- **Directive**: Select each line where the word "Type" appears.

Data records
<<<<

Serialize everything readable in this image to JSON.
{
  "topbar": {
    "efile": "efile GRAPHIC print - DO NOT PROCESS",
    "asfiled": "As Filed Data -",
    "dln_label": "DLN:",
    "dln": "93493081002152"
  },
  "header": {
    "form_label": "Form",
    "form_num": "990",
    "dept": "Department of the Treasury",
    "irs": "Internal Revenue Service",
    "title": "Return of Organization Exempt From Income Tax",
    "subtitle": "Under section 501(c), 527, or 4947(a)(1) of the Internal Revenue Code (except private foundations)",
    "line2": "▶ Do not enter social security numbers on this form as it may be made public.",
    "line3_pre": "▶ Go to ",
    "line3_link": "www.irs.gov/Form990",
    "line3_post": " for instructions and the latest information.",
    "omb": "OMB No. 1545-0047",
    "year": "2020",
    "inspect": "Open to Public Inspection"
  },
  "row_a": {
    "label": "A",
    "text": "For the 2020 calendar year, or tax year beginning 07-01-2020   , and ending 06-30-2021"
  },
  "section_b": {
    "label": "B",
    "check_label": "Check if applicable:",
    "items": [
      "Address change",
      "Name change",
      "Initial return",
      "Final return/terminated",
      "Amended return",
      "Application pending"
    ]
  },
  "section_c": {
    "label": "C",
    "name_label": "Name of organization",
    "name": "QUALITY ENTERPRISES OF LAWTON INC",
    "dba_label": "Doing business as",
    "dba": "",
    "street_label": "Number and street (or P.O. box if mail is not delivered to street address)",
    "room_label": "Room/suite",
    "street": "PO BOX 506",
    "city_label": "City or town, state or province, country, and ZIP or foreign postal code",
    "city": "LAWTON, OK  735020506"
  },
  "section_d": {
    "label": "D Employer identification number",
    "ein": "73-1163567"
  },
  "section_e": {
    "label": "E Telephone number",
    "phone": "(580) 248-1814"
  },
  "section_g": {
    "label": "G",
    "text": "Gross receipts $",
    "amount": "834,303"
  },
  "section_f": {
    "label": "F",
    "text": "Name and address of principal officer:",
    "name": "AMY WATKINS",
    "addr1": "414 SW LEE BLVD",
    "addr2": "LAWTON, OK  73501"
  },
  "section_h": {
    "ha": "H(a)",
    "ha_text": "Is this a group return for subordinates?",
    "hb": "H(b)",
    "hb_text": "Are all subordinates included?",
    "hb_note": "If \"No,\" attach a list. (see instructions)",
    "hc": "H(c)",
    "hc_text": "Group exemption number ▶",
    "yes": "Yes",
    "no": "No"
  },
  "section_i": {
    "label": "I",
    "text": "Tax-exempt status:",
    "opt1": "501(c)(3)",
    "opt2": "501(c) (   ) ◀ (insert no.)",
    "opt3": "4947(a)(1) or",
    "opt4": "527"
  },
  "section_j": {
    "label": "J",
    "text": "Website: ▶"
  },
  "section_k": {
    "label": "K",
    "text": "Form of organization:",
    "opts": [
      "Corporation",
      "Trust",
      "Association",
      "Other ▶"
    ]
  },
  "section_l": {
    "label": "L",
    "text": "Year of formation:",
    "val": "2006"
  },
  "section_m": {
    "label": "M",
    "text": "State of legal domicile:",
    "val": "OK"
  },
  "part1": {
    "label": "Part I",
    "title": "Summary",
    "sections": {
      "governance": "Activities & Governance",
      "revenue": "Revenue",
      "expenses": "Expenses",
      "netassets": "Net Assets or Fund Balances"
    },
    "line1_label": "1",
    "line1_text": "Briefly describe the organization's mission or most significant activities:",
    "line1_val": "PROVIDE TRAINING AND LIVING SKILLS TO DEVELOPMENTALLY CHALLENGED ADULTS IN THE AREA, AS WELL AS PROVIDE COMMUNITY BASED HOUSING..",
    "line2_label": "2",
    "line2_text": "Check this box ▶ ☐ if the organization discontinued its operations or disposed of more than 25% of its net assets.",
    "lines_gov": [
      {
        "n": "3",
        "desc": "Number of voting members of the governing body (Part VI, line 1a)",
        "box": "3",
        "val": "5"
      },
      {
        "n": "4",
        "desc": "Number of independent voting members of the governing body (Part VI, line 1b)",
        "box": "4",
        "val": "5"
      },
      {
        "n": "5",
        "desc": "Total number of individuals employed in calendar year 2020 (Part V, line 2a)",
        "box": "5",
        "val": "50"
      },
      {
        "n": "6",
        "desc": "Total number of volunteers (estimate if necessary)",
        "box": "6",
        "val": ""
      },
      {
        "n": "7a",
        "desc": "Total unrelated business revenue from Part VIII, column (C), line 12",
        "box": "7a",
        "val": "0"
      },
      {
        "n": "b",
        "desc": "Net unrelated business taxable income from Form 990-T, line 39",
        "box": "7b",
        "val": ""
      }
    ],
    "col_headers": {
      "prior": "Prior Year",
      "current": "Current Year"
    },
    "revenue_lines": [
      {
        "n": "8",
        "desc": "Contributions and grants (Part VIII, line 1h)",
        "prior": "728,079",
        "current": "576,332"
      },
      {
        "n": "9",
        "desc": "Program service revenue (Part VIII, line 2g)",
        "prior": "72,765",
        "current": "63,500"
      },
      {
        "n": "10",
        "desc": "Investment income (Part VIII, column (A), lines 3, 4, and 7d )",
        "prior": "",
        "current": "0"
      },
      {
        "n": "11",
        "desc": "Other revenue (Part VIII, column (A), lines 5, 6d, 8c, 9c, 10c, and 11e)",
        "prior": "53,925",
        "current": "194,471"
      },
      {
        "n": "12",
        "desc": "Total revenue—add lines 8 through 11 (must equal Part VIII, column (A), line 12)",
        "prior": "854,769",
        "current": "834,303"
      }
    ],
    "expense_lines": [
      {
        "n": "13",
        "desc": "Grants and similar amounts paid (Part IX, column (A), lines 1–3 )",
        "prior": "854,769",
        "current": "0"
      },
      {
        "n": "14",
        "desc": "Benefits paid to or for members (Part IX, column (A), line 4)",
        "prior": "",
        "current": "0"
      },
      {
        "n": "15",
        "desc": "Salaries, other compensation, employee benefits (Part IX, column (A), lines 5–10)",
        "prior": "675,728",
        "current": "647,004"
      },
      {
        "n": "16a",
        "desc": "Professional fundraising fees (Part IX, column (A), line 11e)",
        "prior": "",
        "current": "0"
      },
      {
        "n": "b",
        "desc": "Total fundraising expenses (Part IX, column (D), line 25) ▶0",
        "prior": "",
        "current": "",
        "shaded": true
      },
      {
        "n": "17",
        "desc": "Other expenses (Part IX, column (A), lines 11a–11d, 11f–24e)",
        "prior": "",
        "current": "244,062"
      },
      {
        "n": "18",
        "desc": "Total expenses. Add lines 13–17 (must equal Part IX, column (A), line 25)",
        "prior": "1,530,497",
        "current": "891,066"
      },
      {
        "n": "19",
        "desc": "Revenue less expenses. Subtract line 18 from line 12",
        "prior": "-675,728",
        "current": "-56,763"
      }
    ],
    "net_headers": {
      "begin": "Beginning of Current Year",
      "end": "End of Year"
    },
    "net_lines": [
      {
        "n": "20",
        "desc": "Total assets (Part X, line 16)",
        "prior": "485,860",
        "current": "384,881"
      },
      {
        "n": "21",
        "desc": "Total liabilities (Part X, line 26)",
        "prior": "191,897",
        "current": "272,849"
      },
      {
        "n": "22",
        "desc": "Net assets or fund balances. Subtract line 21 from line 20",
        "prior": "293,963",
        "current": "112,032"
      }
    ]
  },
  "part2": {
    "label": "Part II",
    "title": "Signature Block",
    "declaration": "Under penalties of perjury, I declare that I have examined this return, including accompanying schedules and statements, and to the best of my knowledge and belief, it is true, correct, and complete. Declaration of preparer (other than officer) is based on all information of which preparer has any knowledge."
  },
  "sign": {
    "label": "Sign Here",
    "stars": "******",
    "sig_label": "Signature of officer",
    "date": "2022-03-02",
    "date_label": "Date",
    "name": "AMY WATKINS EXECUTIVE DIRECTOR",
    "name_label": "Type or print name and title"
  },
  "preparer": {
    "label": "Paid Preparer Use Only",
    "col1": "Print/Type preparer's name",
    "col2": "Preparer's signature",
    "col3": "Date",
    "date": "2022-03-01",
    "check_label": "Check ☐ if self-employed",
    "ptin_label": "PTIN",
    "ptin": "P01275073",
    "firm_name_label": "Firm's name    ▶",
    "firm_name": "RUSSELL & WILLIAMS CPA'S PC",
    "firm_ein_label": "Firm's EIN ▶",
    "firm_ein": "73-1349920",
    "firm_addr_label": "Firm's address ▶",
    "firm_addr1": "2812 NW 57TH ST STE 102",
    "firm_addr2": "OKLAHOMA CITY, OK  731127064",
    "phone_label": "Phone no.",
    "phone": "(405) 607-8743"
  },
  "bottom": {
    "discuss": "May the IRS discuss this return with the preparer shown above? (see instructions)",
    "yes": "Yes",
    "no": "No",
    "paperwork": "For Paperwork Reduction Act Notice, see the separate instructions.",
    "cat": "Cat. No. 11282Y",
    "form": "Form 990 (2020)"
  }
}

>>>>

- **Solution to the problem**:
    "name_label": "Type or print name and title"
    "col1": "Print/Type preparer's name",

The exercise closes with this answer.